begin Records for this task
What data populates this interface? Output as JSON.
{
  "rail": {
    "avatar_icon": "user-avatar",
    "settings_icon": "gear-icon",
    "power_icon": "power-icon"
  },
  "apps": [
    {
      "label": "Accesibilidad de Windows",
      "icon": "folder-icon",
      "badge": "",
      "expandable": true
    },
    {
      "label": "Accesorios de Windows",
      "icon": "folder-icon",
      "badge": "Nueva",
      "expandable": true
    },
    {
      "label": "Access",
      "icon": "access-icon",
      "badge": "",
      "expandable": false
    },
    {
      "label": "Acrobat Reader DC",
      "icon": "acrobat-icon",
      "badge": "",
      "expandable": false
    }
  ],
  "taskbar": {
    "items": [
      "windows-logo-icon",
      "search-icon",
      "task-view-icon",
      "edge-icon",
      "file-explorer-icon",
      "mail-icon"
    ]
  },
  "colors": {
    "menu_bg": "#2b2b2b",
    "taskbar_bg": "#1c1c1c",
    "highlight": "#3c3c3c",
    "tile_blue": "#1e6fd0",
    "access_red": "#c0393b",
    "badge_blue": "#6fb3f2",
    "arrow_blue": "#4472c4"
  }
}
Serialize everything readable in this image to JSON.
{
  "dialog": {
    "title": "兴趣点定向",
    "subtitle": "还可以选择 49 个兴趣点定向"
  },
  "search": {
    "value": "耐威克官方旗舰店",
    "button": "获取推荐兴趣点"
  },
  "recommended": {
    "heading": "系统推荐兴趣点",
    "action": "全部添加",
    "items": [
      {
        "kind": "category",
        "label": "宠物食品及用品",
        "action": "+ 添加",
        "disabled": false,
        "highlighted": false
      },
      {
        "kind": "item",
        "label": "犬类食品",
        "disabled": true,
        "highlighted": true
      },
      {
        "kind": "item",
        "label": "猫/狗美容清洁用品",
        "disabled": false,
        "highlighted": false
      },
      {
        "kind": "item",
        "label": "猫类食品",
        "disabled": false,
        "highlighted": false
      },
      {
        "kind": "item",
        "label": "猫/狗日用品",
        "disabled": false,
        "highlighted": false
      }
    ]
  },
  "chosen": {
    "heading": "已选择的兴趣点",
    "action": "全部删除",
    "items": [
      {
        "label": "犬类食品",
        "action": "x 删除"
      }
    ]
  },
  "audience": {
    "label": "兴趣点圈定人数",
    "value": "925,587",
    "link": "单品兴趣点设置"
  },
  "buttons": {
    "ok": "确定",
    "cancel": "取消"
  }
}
end Records for this task
What the exercise asks
Extract the whole listing, character for character.

Result for this task
What data populates this interface? Output as JSON.
{
  "rail": {
    "avatar_icon": "user-avatar",
    "settings_icon": "gear-icon",
    "power_icon": "power-icon"
  },
  "apps": [
    {
      "label": "Accesibilidad de Windows",
      "icon": "folder-icon",
      "badge": "",
      "expandable": true
    },
    {
      "label": "Accesorios de Windows",
      "icon": "folder-icon",
      "badge": "Nueva",
      "expandable": true
    },
    {
      "label": "Access",
      "icon": "access-icon",
      "badge": "",
      "expandable": false
    },
    {
      "label": "Acrobat Reader DC",
      "icon": "acrobat-icon",
      "badge": "",
      "expandable": false
    }
  ],
  "taskbar": {
    "items": [
      "windows-logo-icon",
      "search-icon",
      "task-view-icon",
      "edge-icon",
      "file-explorer-icon",
      "mail-icon"
    ]
  },
  "colors": {
    "menu_bg": "#2b2b2b",
    "taskbar_bg": "#1c1c1c",
    "highlight": "#3c3c3c",
    "tile_blue": "#1e6fd0",
    "access_red": "#c0393b",
    "badge_blue": "#6fb3f2",
    "arrow_blue": "#4472c4"
  }
}
Serialize everything readable in this image to JSON.
{
  "dialog": {
    "title": "兴趣点定向",
    "subtitle": "还可以选择 49 个兴趣点定向"
  },
  "search": {
    "value": "耐威克官方旗舰店",
    "button": "获取推荐兴趣点"
  },
  "recommended": {
    "heading": "系统推荐兴趣点",
    "action": "全部添加",
    "items": [
      {
        "kind": "category",
        "label": "宠物食品及用品",
        "action": "+ 添加",
        "disabled": false,
        "highlighted": false
      },
      {
        "kind": "item",
        "label": "犬类食品",
        "disabled": true,
        "highlighted": true
      },
      {
        "kind": "item",
        "label": "猫/狗美容清洁用品",
        "disabled": false,
        "highlighted": false
      },
      {
        "kind": "item",
        "label": "猫类食品",
        "disabled": false,
        "highlighted": false
      },
      {
        "kind": "item",
        "label": "猫/狗日用品",
        "disabled": false,
        "highlighted": false
      }
    ]
  },
  "chosen": {
    "heading": "已选择的兴趣点",
    "action": "全部删除",
    "items": [
      {
        "label": "犬类食品",
        "action": "x 删除"
      }
    ]
  },
  "audience": {
    "label": "兴趣点圈定人数",
    "value": "925,587",
    "link": "单品兴趣点设置"
  },
  "buttons": {
    "ok": "确定",
    "cancel": "取消"
  }
}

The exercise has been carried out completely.